• Given task: Looking at the listing beneath, work out how many lines hold "rubryce" and report only that figure.

• Stored records:
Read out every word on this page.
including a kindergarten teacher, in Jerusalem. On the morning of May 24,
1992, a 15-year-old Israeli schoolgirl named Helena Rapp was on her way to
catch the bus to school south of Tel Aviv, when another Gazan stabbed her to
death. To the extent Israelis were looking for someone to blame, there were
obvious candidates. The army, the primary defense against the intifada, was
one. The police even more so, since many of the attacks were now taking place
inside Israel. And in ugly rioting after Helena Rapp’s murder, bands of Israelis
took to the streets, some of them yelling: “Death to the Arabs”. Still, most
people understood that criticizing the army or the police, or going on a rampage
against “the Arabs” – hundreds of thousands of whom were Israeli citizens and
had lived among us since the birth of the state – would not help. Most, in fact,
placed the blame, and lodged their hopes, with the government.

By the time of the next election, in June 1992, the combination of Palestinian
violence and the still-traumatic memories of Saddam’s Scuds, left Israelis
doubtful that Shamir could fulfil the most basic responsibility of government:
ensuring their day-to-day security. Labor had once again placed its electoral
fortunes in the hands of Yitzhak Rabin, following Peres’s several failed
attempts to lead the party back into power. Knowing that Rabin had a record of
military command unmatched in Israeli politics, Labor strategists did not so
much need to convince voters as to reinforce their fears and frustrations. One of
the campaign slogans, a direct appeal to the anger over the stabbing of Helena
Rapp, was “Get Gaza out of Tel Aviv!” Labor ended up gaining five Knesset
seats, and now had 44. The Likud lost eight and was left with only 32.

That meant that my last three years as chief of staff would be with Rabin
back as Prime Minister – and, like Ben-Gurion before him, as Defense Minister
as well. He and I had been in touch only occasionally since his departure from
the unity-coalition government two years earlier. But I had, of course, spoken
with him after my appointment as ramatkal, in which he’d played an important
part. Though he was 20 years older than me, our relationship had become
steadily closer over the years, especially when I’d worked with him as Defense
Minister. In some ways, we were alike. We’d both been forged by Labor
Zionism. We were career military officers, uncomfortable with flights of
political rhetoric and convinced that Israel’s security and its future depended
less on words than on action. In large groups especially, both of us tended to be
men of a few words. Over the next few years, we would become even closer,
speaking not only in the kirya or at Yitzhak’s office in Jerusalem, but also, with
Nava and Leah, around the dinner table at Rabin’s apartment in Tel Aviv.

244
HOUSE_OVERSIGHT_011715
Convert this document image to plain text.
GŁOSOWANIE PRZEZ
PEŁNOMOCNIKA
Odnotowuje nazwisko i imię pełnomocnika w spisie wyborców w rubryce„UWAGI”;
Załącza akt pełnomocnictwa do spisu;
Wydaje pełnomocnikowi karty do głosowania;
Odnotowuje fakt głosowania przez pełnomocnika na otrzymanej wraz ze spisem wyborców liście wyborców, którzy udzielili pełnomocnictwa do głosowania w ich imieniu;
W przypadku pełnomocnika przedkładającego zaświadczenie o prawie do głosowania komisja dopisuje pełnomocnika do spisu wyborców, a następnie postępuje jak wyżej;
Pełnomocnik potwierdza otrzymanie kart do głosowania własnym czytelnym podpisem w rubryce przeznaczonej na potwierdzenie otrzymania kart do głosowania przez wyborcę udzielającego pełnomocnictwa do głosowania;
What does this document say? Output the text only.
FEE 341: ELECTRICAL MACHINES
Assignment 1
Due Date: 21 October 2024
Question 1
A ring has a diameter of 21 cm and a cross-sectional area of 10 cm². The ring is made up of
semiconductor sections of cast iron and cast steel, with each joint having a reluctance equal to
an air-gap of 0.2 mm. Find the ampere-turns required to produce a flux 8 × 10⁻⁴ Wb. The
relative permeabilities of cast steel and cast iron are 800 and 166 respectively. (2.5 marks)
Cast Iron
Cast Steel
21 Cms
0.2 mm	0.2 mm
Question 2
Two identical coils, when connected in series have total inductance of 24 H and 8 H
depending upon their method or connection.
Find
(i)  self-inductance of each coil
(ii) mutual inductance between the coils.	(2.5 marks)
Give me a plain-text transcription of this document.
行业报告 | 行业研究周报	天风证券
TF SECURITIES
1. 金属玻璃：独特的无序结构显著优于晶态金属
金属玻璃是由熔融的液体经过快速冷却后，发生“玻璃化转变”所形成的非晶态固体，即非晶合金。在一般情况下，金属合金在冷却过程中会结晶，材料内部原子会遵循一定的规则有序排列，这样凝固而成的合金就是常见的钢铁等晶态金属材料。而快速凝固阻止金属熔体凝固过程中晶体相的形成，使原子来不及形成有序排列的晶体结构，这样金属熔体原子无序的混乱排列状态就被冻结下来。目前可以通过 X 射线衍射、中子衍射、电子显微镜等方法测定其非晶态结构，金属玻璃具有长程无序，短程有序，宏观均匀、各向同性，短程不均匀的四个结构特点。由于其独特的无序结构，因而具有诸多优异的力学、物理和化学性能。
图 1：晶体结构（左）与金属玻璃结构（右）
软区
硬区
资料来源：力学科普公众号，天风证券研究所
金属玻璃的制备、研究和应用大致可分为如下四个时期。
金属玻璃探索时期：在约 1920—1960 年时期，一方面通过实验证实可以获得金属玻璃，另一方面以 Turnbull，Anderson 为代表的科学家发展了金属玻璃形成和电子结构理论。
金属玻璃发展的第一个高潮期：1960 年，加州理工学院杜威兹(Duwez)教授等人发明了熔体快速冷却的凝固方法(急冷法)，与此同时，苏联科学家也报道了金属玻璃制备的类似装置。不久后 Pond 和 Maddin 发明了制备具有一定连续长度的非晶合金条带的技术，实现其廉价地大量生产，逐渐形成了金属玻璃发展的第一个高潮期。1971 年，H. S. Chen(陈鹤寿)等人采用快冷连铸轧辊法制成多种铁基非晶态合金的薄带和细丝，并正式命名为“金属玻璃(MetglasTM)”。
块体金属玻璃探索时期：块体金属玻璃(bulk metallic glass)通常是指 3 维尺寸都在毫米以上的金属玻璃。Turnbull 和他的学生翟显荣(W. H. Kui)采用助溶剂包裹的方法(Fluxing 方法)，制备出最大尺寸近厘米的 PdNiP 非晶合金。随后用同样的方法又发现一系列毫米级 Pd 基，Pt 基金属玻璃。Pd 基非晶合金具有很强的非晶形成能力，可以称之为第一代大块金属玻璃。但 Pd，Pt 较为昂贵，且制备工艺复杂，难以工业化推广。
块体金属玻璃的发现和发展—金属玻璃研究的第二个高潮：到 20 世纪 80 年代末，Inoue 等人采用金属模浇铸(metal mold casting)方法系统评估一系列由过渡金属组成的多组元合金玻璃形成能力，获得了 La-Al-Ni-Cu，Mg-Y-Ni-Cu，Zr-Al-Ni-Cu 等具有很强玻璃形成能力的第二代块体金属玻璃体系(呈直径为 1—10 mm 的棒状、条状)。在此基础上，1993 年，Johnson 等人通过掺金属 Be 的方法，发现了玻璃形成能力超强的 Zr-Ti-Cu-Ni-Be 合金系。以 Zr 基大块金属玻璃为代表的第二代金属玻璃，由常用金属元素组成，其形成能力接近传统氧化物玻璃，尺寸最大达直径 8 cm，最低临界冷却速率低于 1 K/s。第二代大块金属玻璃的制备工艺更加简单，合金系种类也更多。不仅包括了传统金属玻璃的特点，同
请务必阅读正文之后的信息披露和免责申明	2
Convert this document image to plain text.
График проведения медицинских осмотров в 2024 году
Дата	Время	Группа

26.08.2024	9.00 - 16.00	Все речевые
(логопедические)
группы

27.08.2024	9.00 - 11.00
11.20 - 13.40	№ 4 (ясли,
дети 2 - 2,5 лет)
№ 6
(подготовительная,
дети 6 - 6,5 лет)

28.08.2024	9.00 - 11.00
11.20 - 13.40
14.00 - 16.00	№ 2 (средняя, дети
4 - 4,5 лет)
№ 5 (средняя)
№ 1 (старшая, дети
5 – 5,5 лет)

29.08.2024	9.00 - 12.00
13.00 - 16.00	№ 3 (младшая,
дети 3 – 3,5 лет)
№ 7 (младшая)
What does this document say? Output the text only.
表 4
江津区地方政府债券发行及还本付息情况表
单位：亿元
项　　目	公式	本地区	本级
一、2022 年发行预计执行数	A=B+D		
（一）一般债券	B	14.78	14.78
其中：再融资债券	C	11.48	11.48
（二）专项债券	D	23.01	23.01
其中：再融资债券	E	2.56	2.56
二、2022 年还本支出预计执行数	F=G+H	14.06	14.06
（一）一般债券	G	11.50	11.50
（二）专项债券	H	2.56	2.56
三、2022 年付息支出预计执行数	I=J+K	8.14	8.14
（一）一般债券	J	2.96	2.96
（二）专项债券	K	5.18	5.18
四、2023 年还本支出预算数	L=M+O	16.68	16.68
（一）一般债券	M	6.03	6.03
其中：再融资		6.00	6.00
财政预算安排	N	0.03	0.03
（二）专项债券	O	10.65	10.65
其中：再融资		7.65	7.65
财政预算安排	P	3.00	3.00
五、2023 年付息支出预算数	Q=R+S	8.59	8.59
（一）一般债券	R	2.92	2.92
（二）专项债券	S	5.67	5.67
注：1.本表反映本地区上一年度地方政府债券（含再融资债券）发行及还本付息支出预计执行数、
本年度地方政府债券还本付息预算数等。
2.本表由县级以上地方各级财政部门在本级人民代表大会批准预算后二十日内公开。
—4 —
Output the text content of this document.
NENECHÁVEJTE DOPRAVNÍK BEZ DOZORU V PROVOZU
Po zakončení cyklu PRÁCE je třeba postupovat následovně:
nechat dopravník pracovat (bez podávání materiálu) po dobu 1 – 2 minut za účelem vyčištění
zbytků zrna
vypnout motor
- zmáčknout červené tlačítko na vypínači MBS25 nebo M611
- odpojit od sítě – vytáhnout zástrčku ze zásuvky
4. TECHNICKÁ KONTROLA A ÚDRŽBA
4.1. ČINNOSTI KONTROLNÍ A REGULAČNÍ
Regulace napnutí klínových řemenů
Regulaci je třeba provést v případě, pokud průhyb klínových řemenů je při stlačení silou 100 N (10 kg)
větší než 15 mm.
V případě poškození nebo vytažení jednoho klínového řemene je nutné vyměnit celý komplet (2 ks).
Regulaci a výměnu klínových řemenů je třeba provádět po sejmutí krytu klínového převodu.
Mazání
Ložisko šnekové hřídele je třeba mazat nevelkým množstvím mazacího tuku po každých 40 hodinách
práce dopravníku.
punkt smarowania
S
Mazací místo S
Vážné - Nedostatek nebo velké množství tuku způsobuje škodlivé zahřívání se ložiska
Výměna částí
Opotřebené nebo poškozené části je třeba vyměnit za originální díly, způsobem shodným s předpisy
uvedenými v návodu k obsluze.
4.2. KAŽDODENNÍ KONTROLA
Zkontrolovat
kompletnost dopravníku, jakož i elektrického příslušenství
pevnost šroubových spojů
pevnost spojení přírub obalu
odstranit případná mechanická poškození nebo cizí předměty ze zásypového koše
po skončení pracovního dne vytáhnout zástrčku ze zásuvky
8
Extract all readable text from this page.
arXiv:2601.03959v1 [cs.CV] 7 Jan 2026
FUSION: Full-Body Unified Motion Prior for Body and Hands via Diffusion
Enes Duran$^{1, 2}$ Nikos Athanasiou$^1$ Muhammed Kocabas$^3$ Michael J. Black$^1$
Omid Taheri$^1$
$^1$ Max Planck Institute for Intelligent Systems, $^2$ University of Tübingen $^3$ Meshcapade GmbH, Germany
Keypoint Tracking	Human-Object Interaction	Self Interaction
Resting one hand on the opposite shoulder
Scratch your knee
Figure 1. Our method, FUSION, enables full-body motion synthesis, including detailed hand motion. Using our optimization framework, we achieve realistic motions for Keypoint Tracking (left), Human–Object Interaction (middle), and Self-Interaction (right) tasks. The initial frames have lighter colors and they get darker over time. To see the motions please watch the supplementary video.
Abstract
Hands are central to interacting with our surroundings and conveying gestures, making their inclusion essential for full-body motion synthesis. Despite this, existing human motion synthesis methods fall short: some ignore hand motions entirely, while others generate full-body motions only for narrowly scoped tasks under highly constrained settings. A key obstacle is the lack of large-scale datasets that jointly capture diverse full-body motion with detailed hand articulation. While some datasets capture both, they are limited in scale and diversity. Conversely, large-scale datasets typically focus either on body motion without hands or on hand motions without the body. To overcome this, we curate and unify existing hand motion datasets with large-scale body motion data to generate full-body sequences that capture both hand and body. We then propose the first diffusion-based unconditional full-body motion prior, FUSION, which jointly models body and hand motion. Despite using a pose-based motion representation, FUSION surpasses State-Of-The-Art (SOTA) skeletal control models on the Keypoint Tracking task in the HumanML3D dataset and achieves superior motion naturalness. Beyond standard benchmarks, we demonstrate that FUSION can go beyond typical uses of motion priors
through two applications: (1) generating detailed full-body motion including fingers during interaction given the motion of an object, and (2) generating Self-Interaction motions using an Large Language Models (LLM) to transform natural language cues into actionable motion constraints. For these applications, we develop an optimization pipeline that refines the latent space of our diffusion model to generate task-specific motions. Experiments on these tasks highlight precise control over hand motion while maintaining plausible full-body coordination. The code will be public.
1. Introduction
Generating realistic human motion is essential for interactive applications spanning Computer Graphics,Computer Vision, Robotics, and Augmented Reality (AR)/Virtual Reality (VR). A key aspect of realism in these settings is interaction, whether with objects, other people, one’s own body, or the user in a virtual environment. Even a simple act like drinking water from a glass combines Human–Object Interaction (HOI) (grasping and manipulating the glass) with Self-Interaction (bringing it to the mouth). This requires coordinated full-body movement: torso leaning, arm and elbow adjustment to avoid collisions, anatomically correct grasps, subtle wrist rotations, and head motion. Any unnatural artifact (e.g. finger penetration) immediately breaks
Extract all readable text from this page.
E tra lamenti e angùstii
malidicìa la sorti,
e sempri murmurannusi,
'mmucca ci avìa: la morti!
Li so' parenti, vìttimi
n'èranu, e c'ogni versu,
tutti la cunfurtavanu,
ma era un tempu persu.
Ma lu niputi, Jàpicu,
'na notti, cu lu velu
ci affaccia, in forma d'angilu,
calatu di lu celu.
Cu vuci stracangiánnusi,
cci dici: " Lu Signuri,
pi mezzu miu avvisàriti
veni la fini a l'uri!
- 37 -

• Output for this task: 2